◆ Given problem ◆
The records below must be written out exactly, with every picture left behind.

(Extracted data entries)
<<<<

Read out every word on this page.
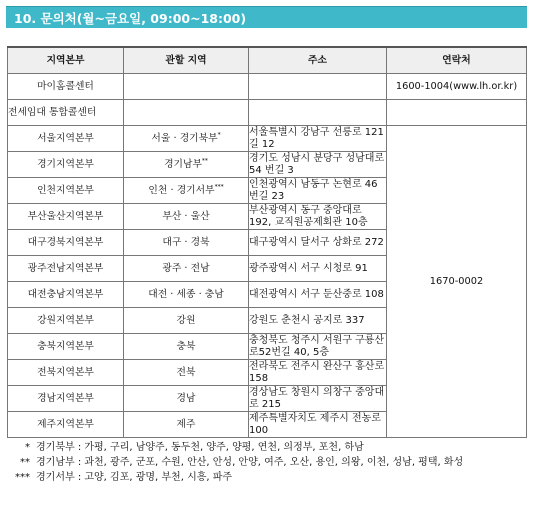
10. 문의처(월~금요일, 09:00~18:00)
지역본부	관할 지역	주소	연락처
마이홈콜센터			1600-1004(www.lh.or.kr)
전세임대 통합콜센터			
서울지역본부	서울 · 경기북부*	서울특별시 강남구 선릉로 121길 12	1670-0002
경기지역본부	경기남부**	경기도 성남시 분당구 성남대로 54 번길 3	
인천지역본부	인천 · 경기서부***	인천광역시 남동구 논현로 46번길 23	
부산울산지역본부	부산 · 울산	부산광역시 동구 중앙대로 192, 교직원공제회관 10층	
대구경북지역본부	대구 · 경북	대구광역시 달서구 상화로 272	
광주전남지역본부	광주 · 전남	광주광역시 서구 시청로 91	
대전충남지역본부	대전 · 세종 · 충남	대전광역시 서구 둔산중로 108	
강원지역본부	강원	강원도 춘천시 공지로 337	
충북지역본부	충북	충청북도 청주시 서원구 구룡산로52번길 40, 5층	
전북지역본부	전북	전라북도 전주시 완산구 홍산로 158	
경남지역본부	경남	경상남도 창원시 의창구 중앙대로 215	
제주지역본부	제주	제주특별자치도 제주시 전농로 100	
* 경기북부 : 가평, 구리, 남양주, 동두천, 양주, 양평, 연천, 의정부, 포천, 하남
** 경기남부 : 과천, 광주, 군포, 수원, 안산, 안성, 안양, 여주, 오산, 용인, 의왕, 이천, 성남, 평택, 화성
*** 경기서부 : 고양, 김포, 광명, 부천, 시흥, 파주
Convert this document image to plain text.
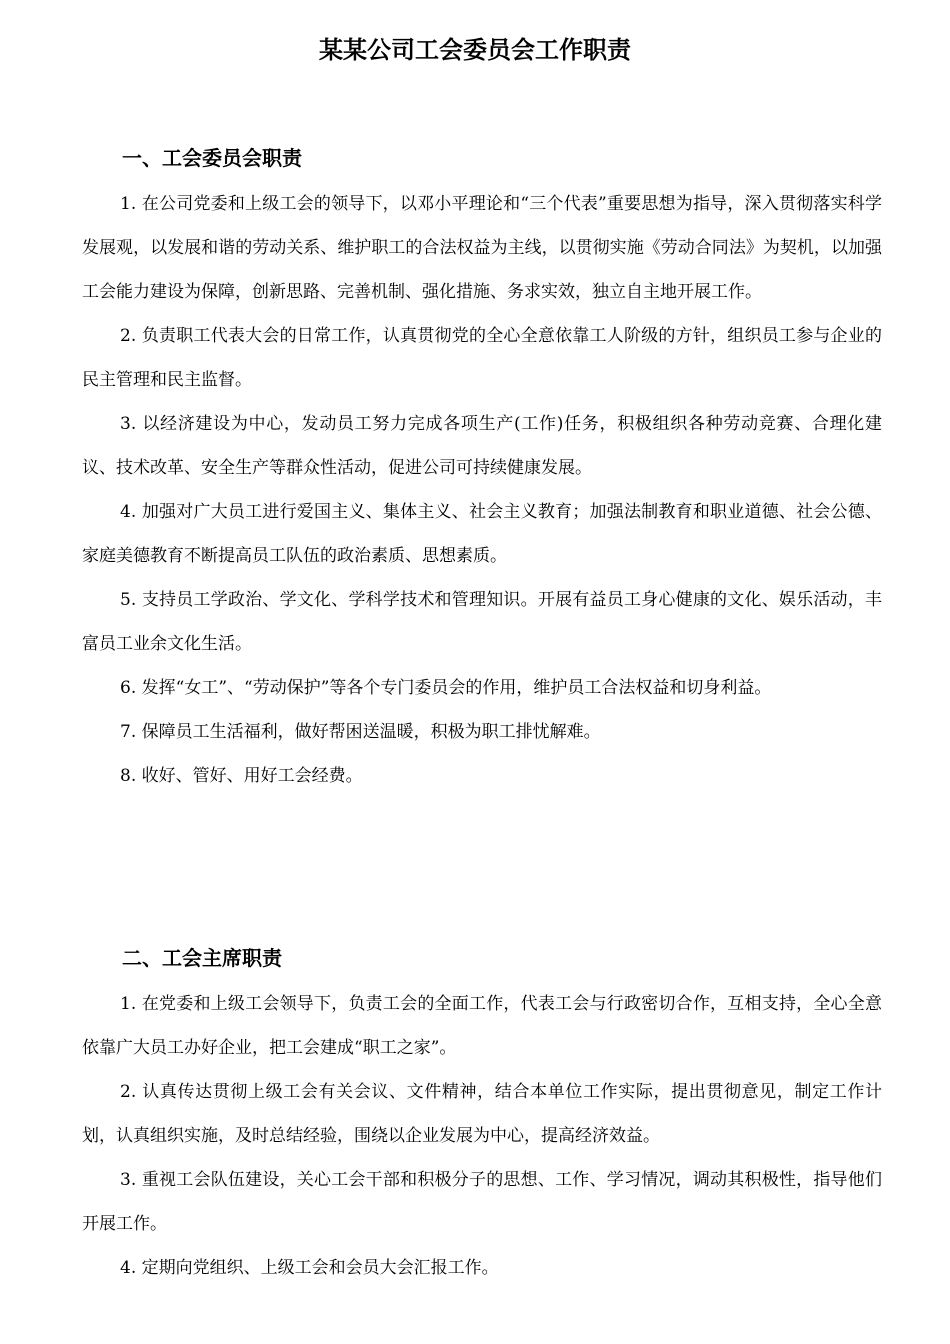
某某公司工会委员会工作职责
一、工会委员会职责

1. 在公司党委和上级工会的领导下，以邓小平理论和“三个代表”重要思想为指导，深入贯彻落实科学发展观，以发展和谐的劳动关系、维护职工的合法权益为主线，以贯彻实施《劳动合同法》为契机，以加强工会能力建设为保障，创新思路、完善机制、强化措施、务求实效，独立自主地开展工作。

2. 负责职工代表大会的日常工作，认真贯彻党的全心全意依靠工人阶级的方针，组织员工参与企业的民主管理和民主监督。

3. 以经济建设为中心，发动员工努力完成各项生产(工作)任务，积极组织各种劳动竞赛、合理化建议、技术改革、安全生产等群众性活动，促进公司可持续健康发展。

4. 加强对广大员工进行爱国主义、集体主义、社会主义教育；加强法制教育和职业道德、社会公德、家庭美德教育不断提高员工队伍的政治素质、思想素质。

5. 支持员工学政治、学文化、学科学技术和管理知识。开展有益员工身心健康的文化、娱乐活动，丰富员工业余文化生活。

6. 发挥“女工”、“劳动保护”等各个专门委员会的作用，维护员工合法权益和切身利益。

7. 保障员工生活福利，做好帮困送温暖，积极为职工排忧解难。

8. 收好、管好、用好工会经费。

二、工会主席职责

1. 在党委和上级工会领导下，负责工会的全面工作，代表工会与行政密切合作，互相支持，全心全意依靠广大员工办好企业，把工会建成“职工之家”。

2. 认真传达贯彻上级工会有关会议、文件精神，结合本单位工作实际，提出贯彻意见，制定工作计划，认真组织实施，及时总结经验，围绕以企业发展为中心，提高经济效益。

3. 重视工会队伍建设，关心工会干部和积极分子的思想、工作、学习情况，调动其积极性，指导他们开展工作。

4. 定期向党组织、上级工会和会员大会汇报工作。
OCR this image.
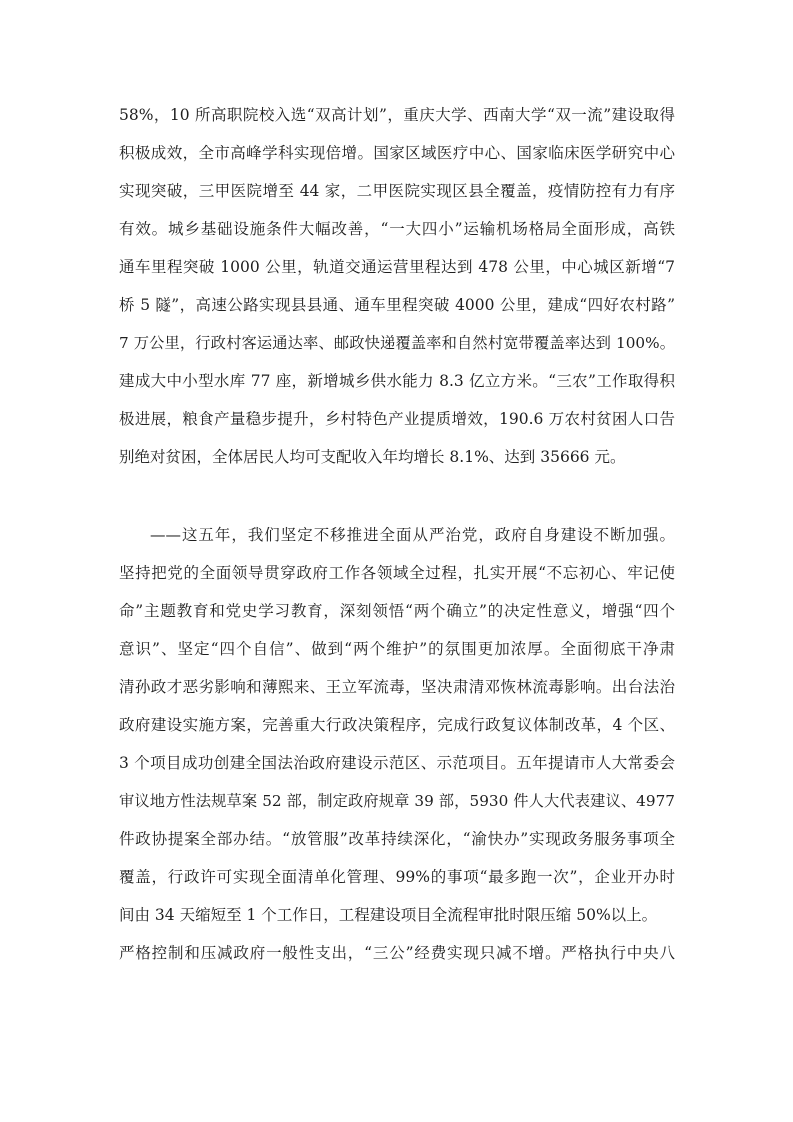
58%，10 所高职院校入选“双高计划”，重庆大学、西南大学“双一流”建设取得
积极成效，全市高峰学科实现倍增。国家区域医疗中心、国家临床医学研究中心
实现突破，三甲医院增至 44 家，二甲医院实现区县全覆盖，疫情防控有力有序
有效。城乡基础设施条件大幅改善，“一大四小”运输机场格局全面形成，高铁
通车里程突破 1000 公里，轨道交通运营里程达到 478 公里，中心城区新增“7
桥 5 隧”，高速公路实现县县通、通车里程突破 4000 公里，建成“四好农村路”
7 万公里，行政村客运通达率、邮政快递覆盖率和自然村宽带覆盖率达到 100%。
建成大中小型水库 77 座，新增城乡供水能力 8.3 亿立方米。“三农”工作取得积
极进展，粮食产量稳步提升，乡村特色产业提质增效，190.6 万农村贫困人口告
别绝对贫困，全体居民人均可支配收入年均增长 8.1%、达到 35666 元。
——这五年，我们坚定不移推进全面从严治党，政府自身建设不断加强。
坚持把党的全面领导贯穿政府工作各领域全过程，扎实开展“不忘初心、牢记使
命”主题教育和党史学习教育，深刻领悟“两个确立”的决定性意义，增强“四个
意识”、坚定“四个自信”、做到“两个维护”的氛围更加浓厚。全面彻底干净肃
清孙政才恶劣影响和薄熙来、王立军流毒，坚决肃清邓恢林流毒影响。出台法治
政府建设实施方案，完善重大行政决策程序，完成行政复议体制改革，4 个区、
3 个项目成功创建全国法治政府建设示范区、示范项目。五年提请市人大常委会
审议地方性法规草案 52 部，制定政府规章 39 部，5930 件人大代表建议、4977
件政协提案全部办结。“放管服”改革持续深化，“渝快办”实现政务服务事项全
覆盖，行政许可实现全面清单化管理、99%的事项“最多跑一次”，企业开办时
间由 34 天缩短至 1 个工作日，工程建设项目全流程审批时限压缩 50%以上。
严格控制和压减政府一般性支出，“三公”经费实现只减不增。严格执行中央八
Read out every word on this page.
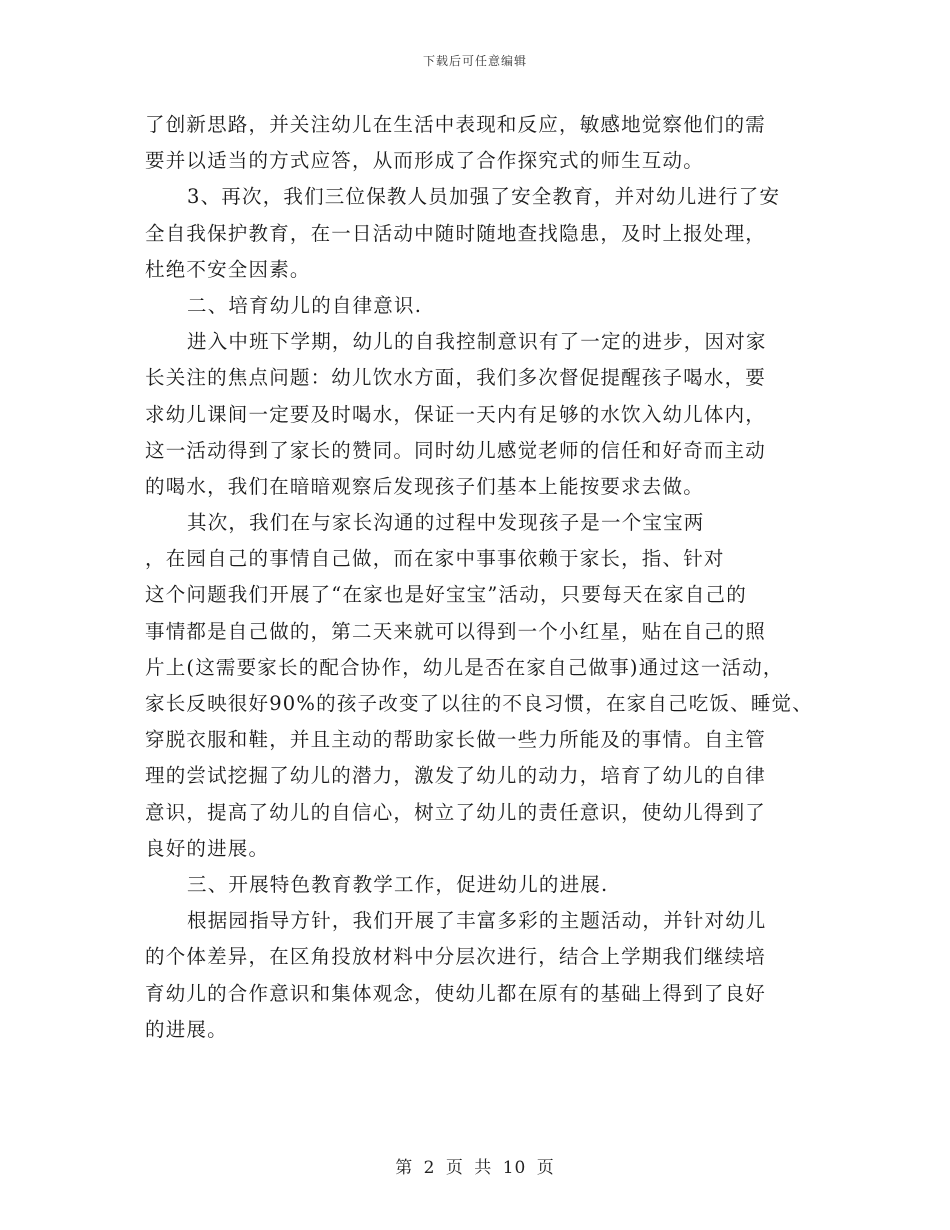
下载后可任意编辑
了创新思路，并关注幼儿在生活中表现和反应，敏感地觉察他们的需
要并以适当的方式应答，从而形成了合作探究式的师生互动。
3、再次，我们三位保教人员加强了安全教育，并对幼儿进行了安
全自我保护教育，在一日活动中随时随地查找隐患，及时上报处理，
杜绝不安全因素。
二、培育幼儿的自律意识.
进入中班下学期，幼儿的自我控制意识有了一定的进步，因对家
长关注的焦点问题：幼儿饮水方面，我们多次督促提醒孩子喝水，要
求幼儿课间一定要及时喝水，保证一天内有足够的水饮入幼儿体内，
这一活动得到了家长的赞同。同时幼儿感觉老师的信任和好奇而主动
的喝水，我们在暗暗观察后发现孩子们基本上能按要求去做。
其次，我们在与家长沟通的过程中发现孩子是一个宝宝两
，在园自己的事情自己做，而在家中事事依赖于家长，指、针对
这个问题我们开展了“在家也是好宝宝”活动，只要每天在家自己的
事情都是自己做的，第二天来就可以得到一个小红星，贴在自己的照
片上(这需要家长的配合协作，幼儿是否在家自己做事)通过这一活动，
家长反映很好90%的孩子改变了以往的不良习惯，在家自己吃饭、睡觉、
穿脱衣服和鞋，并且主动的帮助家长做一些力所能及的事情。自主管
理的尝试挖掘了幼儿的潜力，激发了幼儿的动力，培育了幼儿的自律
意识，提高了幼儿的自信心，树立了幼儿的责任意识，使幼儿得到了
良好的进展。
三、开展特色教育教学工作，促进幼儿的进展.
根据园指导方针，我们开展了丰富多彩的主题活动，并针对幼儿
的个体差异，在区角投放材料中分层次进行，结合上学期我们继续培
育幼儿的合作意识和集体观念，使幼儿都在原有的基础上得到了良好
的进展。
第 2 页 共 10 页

>>>>

◆ Solution for this task ◆
Read out every word on this page.
10. 문의처(월~금요일, 09:00~18:00)
지역본부	관할 지역	주소	연락처
마이홈콜센터			1600-1004(www.lh.or.kr)
전세임대 통합콜센터			
서울지역본부	서울 · 경기북부*	서울특별시 강남구 선릉로 121길 12	1670-0002
경기지역본부	경기남부**	경기도 성남시 분당구 성남대로 54 번길 3	
인천지역본부	인천 · 경기서부***	인천광역시 남동구 논현로 46번길 23	
부산울산지역본부	부산 · 울산	부산광역시 동구 중앙대로 192, 교직원공제회관 10층	
대구경북지역본부	대구 · 경북	대구광역시 달서구 상화로 272	
광주전남지역본부	광주 · 전남	광주광역시 서구 시청로 91	
대전충남지역본부	대전 · 세종 · 충남	대전광역시 서구 둔산중로 108	
강원지역본부	강원	강원도 춘천시 공지로 337	
충북지역본부	충북	충청북도 청주시 서원구 구룡산로52번길 40, 5층	
전북지역본부	전북	전라북도 전주시 완산구 홍산로 158	
경남지역본부	경남	경상남도 창원시 의창구 중앙대로 215	
제주지역본부	제주	제주특별자치도 제주시 전농로 100	
* 경기북부 : 가평, 구리, 남양주, 동두천, 양주, 양평, 연천, 의정부, 포천, 하남
** 경기남부 : 과천, 광주, 군포, 수원, 안산, 안성, 안양, 여주, 오산, 용인, 의왕, 이천, 성남, 평택, 화성
*** 경기서부 : 고양, 김포, 광명, 부천, 시흥, 파주
Convert this document image to plain text.
某某公司工会委员会工作职责
一、工会委员会职责

1. 在公司党委和上级工会的领导下，以邓小平理论和“三个代表”重要思想为指导，深入贯彻落实科学发展观，以发展和谐的劳动关系、维护职工的合法权益为主线，以贯彻实施《劳动合同法》为契机，以加强工会能力建设为保障，创新思路、完善机制、强化措施、务求实效，独立自主地开展工作。

2. 负责职工代表大会的日常工作，认真贯彻党的全心全意依靠工人阶级的方针，组织员工参与企业的民主管理和民主监督。

3. 以经济建设为中心，发动员工努力完成各项生产(工作)任务，积极组织各种劳动竞赛、合理化建议、技术改革、安全生产等群众性活动，促进公司可持续健康发展。

4. 加强对广大员工进行爱国主义、集体主义、社会主义教育；加强法制教育和职业道德、社会公德、家庭美德教育不断提高员工队伍的政治素质、思想素质。

5. 支持员工学政治、学文化、学科学技术和管理知识。开展有益员工身心健康的文化、娱乐活动，丰富员工业余文化生活。

6. 发挥“女工”、“劳动保护”等各个专门委员会的作用，维护员工合法权益和切身利益。

7. 保障员工生活福利，做好帮困送温暖，积极为职工排忧解难。

8. 收好、管好、用好工会经费。

二、工会主席职责

1. 在党委和上级工会领导下，负责工会的全面工作，代表工会与行政密切合作，互相支持，全心全意依靠广大员工办好企业，把工会建成“职工之家”。

2. 认真传达贯彻上级工会有关会议、文件精神，结合本单位工作实际，提出贯彻意见，制定工作计划，认真组织实施，及时总结经验，围绕以企业发展为中心，提高经济效益。

3. 重视工会队伍建设，关心工会干部和积极分子的思想、工作、学习情况，调动其积极性，指导他们开展工作。

4. 定期向党组织、上级工会和会员大会汇报工作。
OCR this image.
58%，10 所高职院校入选“双高计划”，重庆大学、西南大学“双一流”建设取得
积极成效，全市高峰学科实现倍增。国家区域医疗中心、国家临床医学研究中心
实现突破，三甲医院增至 44 家，二甲医院实现区县全覆盖，疫情防控有力有序
有效。城乡基础设施条件大幅改善，“一大四小”运输机场格局全面形成，高铁
通车里程突破 1000 公里，轨道交通运营里程达到 478 公里，中心城区新增“7
桥 5 隧”，高速公路实现县县通、通车里程突破 4000 公里，建成“四好农村路”
7 万公里，行政村客运通达率、邮政快递覆盖率和自然村宽带覆盖率达到 100%。
建成大中小型水库 77 座，新增城乡供水能力 8.3 亿立方米。“三农”工作取得积
极进展，粮食产量稳步提升，乡村特色产业提质增效，190.6 万农村贫困人口告
别绝对贫困，全体居民人均可支配收入年均增长 8.1%、达到 35666 元。
——这五年，我们坚定不移推进全面从严治党，政府自身建设不断加强。
坚持把党的全面领导贯穿政府工作各领域全过程，扎实开展“不忘初心、牢记使
命”主题教育和党史学习教育，深刻领悟“两个确立”的决定性意义，增强“四个
意识”、坚定“四个自信”、做到“两个维护”的氛围更加浓厚。全面彻底干净肃
清孙政才恶劣影响和薄熙来、王立军流毒，坚决肃清邓恢林流毒影响。出台法治
政府建设实施方案，完善重大行政决策程序，完成行政复议体制改革，4 个区、
3 个项目成功创建全国法治政府建设示范区、示范项目。五年提请市人大常委会
审议地方性法规草案 52 部，制定政府规章 39 部，5930 件人大代表建议、4977
件政协提案全部办结。“放管服”改革持续深化，“渝快办”实现政务服务事项全
覆盖，行政许可实现全面清单化管理、99%的事项“最多跑一次”，企业开办时
间由 34 天缩短至 1 个工作日，工程建设项目全流程审批时限压缩 50%以上。
严格控制和压减政府一般性支出，“三公”经费实现只减不增。严格执行中央八
Read out every word on this page.
下载后可任意编辑
了创新思路，并关注幼儿在生活中表现和反应，敏感地觉察他们的需
要并以适当的方式应答，从而形成了合作探究式的师生互动。
3、再次，我们三位保教人员加强了安全教育，并对幼儿进行了安
全自我保护教育，在一日活动中随时随地查找隐患，及时上报处理，
杜绝不安全因素。
二、培育幼儿的自律意识.
进入中班下学期，幼儿的自我控制意识有了一定的进步，因对家
长关注的焦点问题：幼儿饮水方面，我们多次督促提醒孩子喝水，要
求幼儿课间一定要及时喝水，保证一天内有足够的水饮入幼儿体内，
这一活动得到了家长的赞同。同时幼儿感觉老师的信任和好奇而主动
的喝水，我们在暗暗观察后发现孩子们基本上能按要求去做。
其次，我们在与家长沟通的过程中发现孩子是一个宝宝两
，在园自己的事情自己做，而在家中事事依赖于家长，指、针对
这个问题我们开展了“在家也是好宝宝”活动，只要每天在家自己的
事情都是自己做的，第二天来就可以得到一个小红星，贴在自己的照
片上(这需要家长的配合协作，幼儿是否在家自己做事)通过这一活动，
家长反映很好90%的孩子改变了以往的不良习惯，在家自己吃饭、睡觉、
穿脱衣服和鞋，并且主动的帮助家长做一些力所能及的事情。自主管
理的尝试挖掘了幼儿的潜力，激发了幼儿的动力，培育了幼儿的自律
意识，提高了幼儿的自信心，树立了幼儿的责任意识，使幼儿得到了
良好的进展。
三、开展特色教育教学工作，促进幼儿的进展.
根据园指导方针，我们开展了丰富多彩的主题活动，并针对幼儿
的个体差异，在区角投放材料中分层次进行，结合上学期我们继续培
育幼儿的合作意识和集体观念，使幼儿都在原有的基础上得到了良好
的进展。
第 2 页 共 10 页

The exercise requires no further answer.